>> begin Raw data

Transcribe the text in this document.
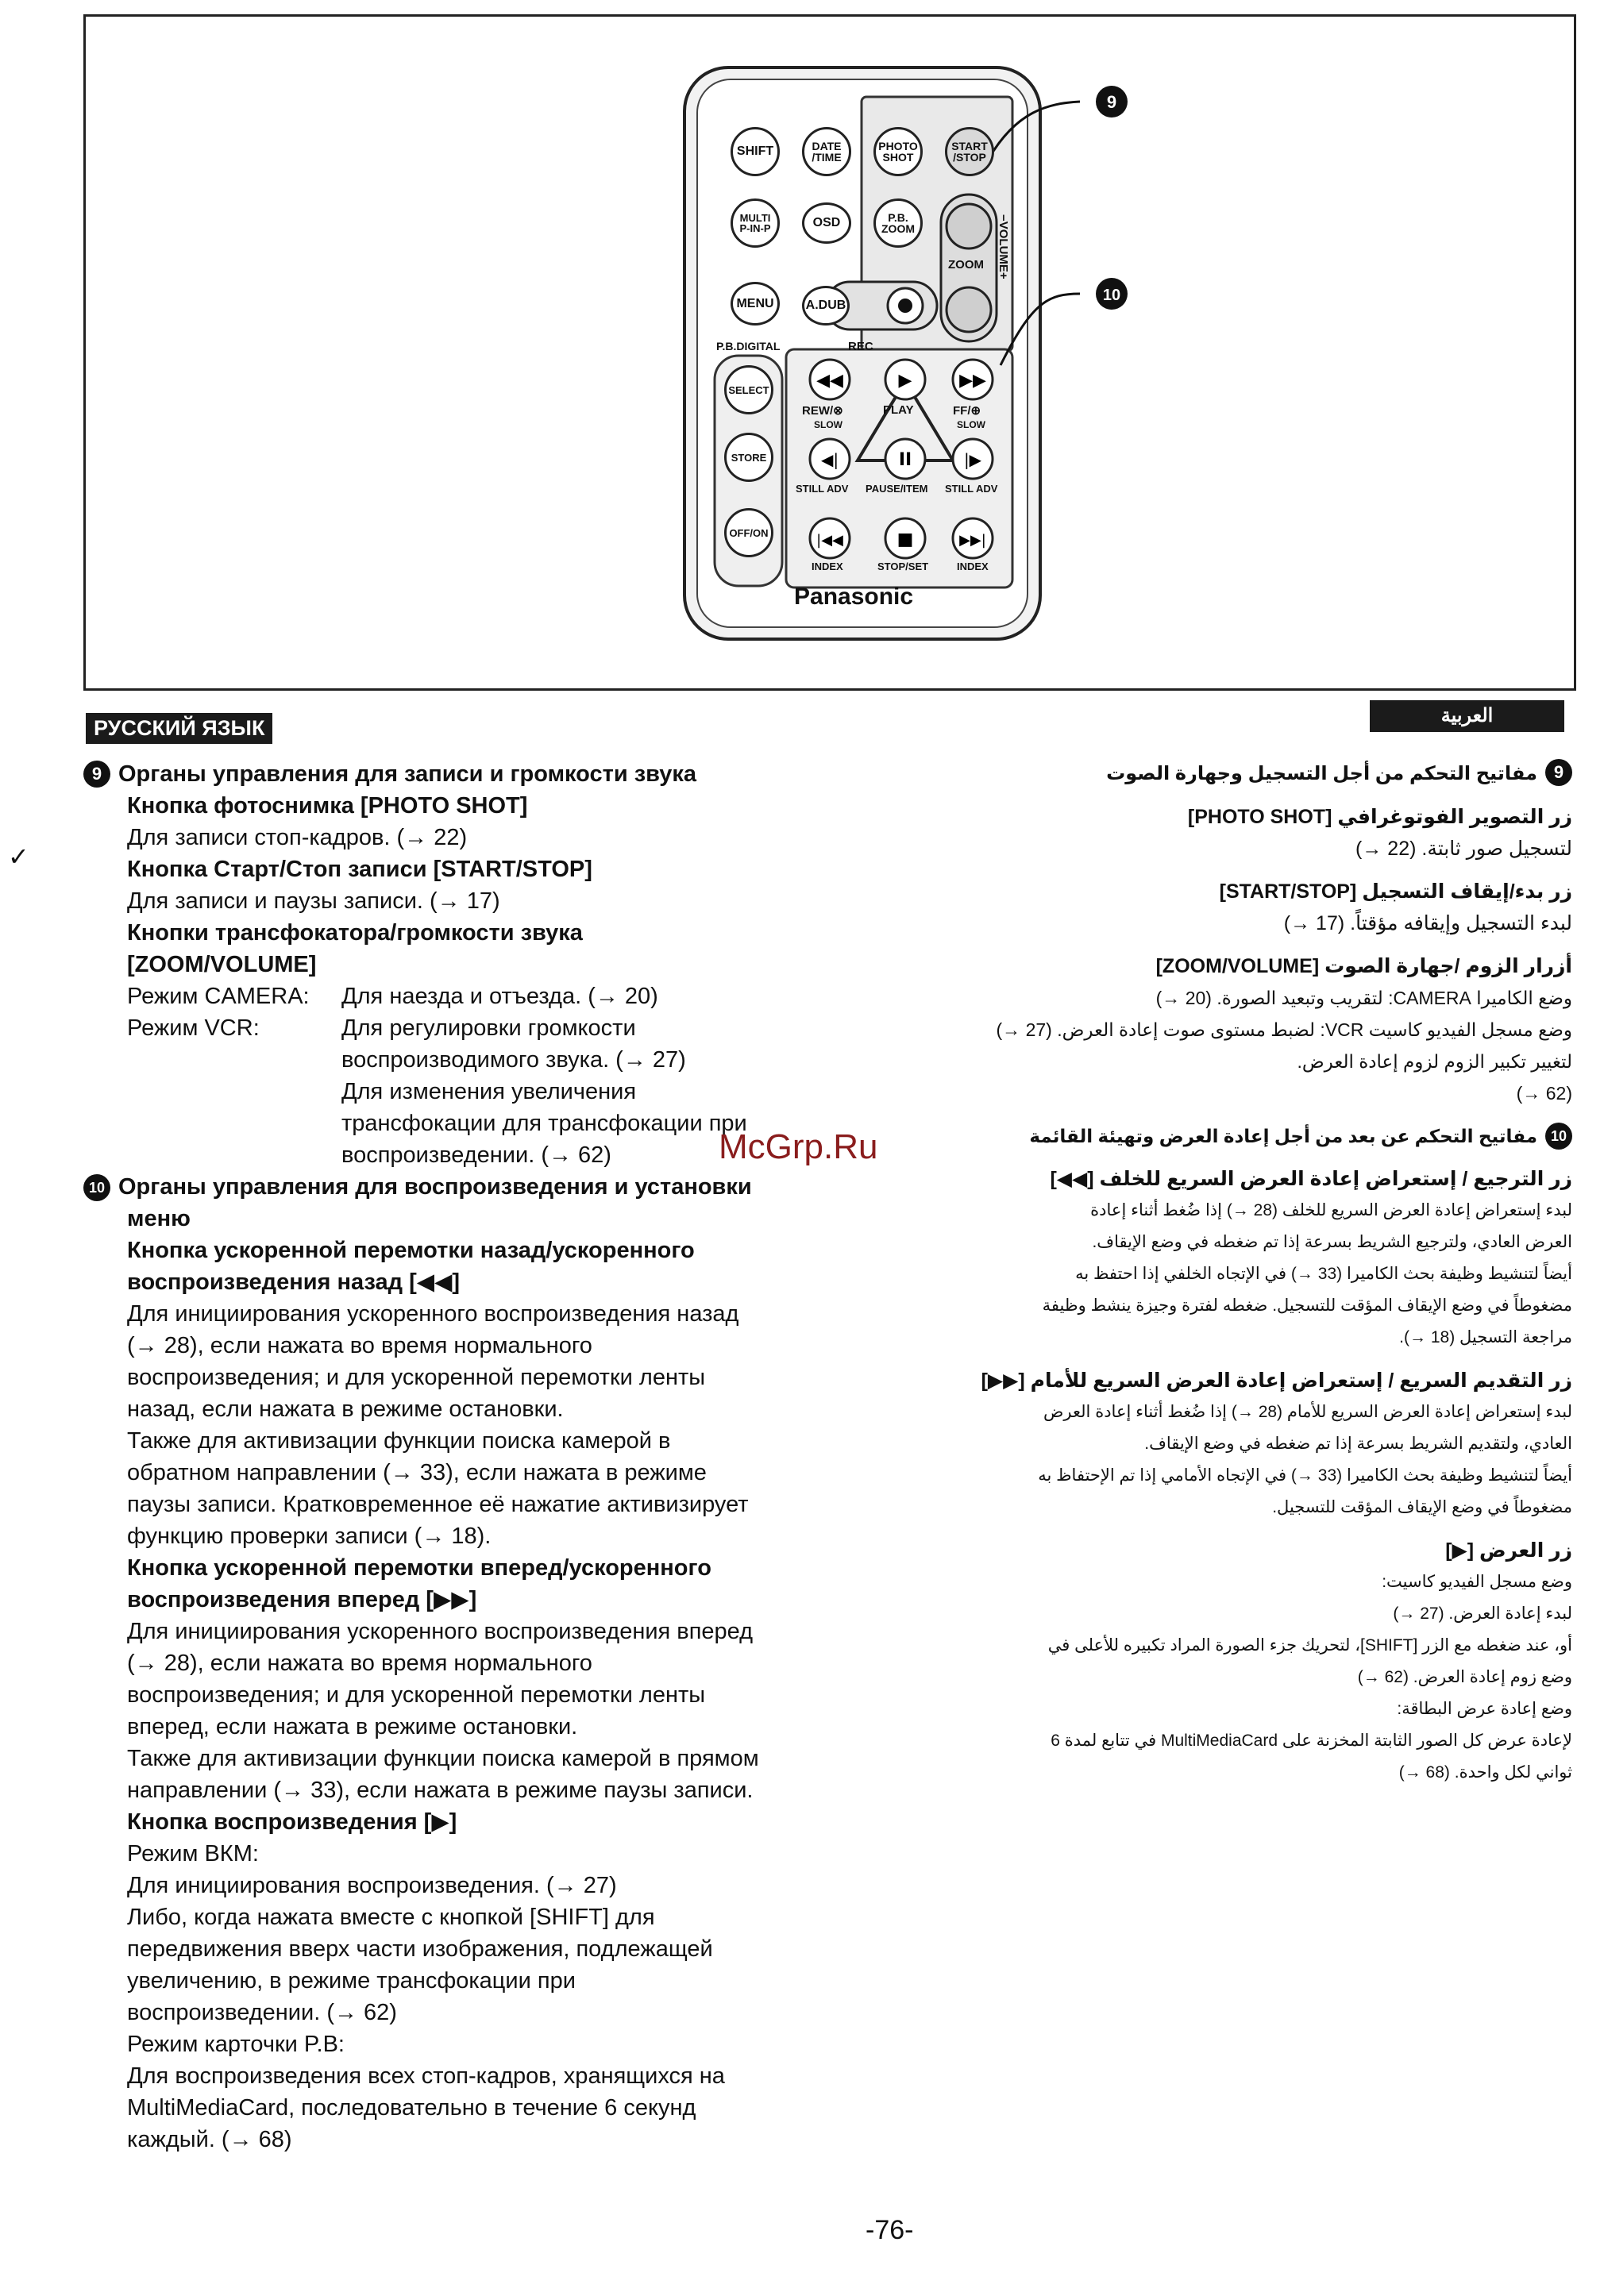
9
10
◀◀	▶	▶▶
◀|	II	|▶
|◀◀	■	▶▶|
SHIFT	DATE
/TIME
PHOTO
SHOT
START
/STOP
MULTI
P-IN-P	OSD	P.B.
ZOOM
MENU	A.DUB
SELECT
STORE
OFF/ON
ZOOM −VOLUME+
P.B.DIGITAL	REC
REW/⊗	PLAY	FF/⊕
SLOW	SLOW
STILL ADV PAUSE/ITEM STILL ADV
INDEX	STOP/SET	INDEX
Panasonic
РУССКИЙ ЯЗЫК
العربية
✓
9 Органы управления для записи и громкости звука
Кнопка фотоснимка [PHOTO SHOT]
Для записи стоп-кадров. (→ 22)
Кнопка Старт/Стоп записи [START/STOP]
Для записи и паузы записи. (→ 17)
Кнопки трансфокатора/громкости звука
[ZOOM/VOLUME]
Режим CAMERA:	Для наезда и отъезда. (→ 20)
Режим VCR:	Для регулировки громкости
воспроизводимого звука. (→ 27)
Для изменения увеличения
трансфокации для трансфокации при
воспроизведении. (→ 62)
10 Органы управления для воспроизведения и установки
меню
Кнопка ускоренной перемотки назад/ускоренного
воспроизведения назад [◀◀]
Для инициирования ускоренного воспроизведения назад
(→ 28), если нажата во время нормального
воспроизведения; и для ускоренной перемотки ленты
назад, если нажата в режиме остановки.
Также для активизации функции поиска камерой в
обратном направлении (→ 33), если нажата в режиме
паузы записи. Кратковременное её нажатие активизирует
функцию проверки записи (→ 18).
Кнопка ускоренной перемотки вперед/ускоренного
воспроизведения вперед [▶▶]
Для инициирования ускоренного воспроизведения вперед
(→ 28), если нажата во время нормального
воспроизведения; и для ускоренной перемотки ленты
вперед, если нажата в режиме остановки.
Также для активизации функции поиска камерой в прямом
направлении (→ 33), если нажата в режиме паузы записи.
Кнопка воспроизведения [▶]
Режим ВКМ:
Для инициирования воспроизведения. (→ 27)
Либо, когда нажата вместе с кнопкой [SHIFT] для
передвижения вверх части изображения, подлежащей
увеличению, в режиме трансфокации при
воспроизведении. (→ 62)
Режим карточки P.B:
Для воспроизведения всех стоп-кадров, хранящихся на
MultiMediaCard, последовательно в течение 6 секунд
каждый. (→ 68)
9مفاتيح التحكم من أجل التسجيل وجهارة الصوت
زر التصوير الفوتوغرافي [PHOTO SHOT]
لتسجيل صور ثابتة. (22 →)
زر بدء/إيقاف التسجيل [START/STOP]
لبدء التسجيل وإيقافه مؤقتاً. (17 →)
أزرار الزوم /جهارة الصوت [ZOOM/VOLUME]
وضع الكاميرا CAMERA: لتقريب وتبعيد الصورة. (20 →)
وضع مسجل الفيديو كاسيت VCR: لضبط مستوى صوت إعادة العرض. (27 →)
لتغيير تكبير الزوم لزوم إعادة العرض.
(62 →)
10مفاتيح التحكم عن بعد من أجل إعادة العرض وتهيئة القائمة
زر الترجيع / إستعراض إعادة العرض السريع للخلف [◀◀]
لبدء إستعراض إعادة العرض السريع للخلف (28 →) إذا ضُغط أثناء إعادة
العرض العادي، ولترجيع الشريط بسرعة إذا تم ضغطه في وضع الإيقاف.
أيضاً لتنشيط وظيفة بحث الكاميرا (33 →) في الإتجاه الخلفي إذا احتفظ به
مضغوطاً في وضع الإيقاف المؤقت للتسجيل. ضغطه لفترة وجيزة ينشط وظيفة
مراجعة التسجيل (18 →).
زر التقديم السريع / إستعراض إعادة العرض السريع للأمام [▶▶]
لبدء إستعراض إعادة العرض السريع للأمام (28 →) إذا ضُغط أثناء إعادة العرض
العادي، ولتقديم الشريط بسرعة إذا تم ضغطه في وضع الإيقاف.
أيضاً لتنشيط وظيفة بحث الكاميرا (33 →) في الإتجاه الأمامي إذا تم الإحتفاظ به
مضغوطاً في وضع الإيقاف المؤقت للتسجيل.
زر العرض [▶]
وضع مسجل الفيديو كاسيت:
لبدء إعادة العرض. (27 →)
أو، عند ضغطه مع الزر [SHIFT]، لتحريك جزء الصورة المراد تكبيره للأعلى في
وضع زوم إعادة العرض. (62 →)
وضع إعادة عرض البطاقة:
لإعادة عرض كل الصور الثابتة المخزنة على MultiMediaCard في تتابع لمدة 6
ثواني لكل واحدة. (68 →)
McGrp.Ru
-76-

>> end Raw data

Goal: Copy all the records above exactly, but leave out the pictures.

Reply:
Transcribe the text in this document.
9
10
◀◀	▶	▶▶
◀|	II	|▶
|◀◀	■	▶▶|
SHIFT	DATE
/TIME
PHOTO
SHOT
START
/STOP
MULTI
P-IN-P	OSD	P.B.
ZOOM
MENU	A.DUB
SELECT
STORE
OFF/ON
ZOOM −VOLUME+
P.B.DIGITAL	REC
REW/⊗	PLAY	FF/⊕
SLOW	SLOW
STILL ADV PAUSE/ITEM STILL ADV
INDEX	STOP/SET	INDEX
Panasonic
РУССКИЙ ЯЗЫК
العربية
✓
9 Органы управления для записи и громкости звука
Кнопка фотоснимка [PHOTO SHOT]
Для записи стоп-кадров. (→ 22)
Кнопка Старт/Стоп записи [START/STOP]
Для записи и паузы записи. (→ 17)
Кнопки трансфокатора/громкости звука
[ZOOM/VOLUME]
Режим CAMERA:	Для наезда и отъезда. (→ 20)
Режим VCR:	Для регулировки громкости
воспроизводимого звука. (→ 27)
Для изменения увеличения
трансфокации для трансфокации при
воспроизведении. (→ 62)
10 Органы управления для воспроизведения и установки
меню
Кнопка ускоренной перемотки назад/ускоренного
воспроизведения назад [◀◀]
Для инициирования ускоренного воспроизведения назад
(→ 28), если нажата во время нормального
воспроизведения; и для ускоренной перемотки ленты
назад, если нажата в режиме остановки.
Также для активизации функции поиска камерой в
обратном направлении (→ 33), если нажата в режиме
паузы записи. Кратковременное её нажатие активизирует
функцию проверки записи (→ 18).
Кнопка ускоренной перемотки вперед/ускоренного
воспроизведения вперед [▶▶]
Для инициирования ускоренного воспроизведения вперед
(→ 28), если нажата во время нормального
воспроизведения; и для ускоренной перемотки ленты
вперед, если нажата в режиме остановки.
Также для активизации функции поиска камерой в прямом
направлении (→ 33), если нажата в режиме паузы записи.
Кнопка воспроизведения [▶]
Режим ВКМ:
Для инициирования воспроизведения. (→ 27)
Либо, когда нажата вместе с кнопкой [SHIFT] для
передвижения вверх части изображения, подлежащей
увеличению, в режиме трансфокации при
воспроизведении. (→ 62)
Режим карточки P.B:
Для воспроизведения всех стоп-кадров, хранящихся на
MultiMediaCard, последовательно в течение 6 секунд
каждый. (→ 68)
9مفاتيح التحكم من أجل التسجيل وجهارة الصوت
زر التصوير الفوتوغرافي [PHOTO SHOT]
لتسجيل صور ثابتة. (22 →)
زر بدء/إيقاف التسجيل [START/STOP]
لبدء التسجيل وإيقافه مؤقتاً. (17 →)
أزرار الزوم /جهارة الصوت [ZOOM/VOLUME]
وضع الكاميرا CAMERA: لتقريب وتبعيد الصورة. (20 →)
وضع مسجل الفيديو كاسيت VCR: لضبط مستوى صوت إعادة العرض. (27 →)
لتغيير تكبير الزوم لزوم إعادة العرض.
(62 →)
10مفاتيح التحكم عن بعد من أجل إعادة العرض وتهيئة القائمة
زر الترجيع / إستعراض إعادة العرض السريع للخلف [◀◀]
لبدء إستعراض إعادة العرض السريع للخلف (28 →) إذا ضُغط أثناء إعادة
العرض العادي، ولترجيع الشريط بسرعة إذا تم ضغطه في وضع الإيقاف.
أيضاً لتنشيط وظيفة بحث الكاميرا (33 →) في الإتجاه الخلفي إذا احتفظ به
مضغوطاً في وضع الإيقاف المؤقت للتسجيل. ضغطه لفترة وجيزة ينشط وظيفة
مراجعة التسجيل (18 →).
زر التقديم السريع / إستعراض إعادة العرض السريع للأمام [▶▶]
لبدء إستعراض إعادة العرض السريع للأمام (28 →) إذا ضُغط أثناء إعادة العرض
العادي، ولتقديم الشريط بسرعة إذا تم ضغطه في وضع الإيقاف.
أيضاً لتنشيط وظيفة بحث الكاميرا (33 →) في الإتجاه الأمامي إذا تم الإحتفاظ به
مضغوطاً في وضع الإيقاف المؤقت للتسجيل.
زر العرض [▶]
وضع مسجل الفيديو كاسيت:
لبدء إعادة العرض. (27 →)
أو، عند ضغطه مع الزر [SHIFT]، لتحريك جزء الصورة المراد تكبيره للأعلى في
وضع زوم إعادة العرض. (62 →)
وضع إعادة عرض البطاقة:
لإعادة عرض كل الصور الثابتة المخزنة على MultiMediaCard في تتابع لمدة 6
ثواني لكل واحدة. (68 →)
McGrp.Ru
-76-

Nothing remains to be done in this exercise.